▶ TASK
Look through the records and report how many lines include the word "this", with no other words.

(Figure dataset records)
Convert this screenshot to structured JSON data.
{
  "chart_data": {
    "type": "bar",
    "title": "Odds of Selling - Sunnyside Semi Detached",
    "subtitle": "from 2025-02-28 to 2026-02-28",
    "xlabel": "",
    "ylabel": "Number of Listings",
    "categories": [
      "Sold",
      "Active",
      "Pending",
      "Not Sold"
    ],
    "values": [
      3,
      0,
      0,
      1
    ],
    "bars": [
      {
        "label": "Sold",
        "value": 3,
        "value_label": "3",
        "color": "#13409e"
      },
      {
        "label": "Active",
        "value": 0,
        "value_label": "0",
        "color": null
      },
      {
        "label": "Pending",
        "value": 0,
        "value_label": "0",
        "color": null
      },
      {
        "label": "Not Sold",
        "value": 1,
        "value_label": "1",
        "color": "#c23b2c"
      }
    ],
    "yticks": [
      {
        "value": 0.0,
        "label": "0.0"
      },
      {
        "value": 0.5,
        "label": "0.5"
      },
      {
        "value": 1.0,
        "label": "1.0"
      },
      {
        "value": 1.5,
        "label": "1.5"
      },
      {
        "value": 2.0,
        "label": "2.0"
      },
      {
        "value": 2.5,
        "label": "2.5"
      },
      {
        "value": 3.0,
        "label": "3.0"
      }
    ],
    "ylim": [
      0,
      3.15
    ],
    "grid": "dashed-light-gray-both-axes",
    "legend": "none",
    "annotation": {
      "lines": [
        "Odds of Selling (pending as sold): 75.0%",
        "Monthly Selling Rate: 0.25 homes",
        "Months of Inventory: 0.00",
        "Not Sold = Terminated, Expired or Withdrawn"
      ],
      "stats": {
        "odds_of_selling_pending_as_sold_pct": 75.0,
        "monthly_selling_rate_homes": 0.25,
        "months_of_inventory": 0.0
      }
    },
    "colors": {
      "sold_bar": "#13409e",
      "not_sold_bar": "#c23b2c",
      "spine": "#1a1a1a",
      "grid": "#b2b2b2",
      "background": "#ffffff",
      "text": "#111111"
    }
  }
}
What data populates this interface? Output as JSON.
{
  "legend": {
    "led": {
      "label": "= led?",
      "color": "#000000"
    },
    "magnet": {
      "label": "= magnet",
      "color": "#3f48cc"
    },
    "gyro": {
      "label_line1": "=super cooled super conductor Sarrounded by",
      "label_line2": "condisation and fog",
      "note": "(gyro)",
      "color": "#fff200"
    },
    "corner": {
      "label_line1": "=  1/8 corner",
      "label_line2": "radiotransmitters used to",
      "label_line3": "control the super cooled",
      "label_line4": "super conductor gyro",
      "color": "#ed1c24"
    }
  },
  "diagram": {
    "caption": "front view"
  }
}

▶ THE RESULT
2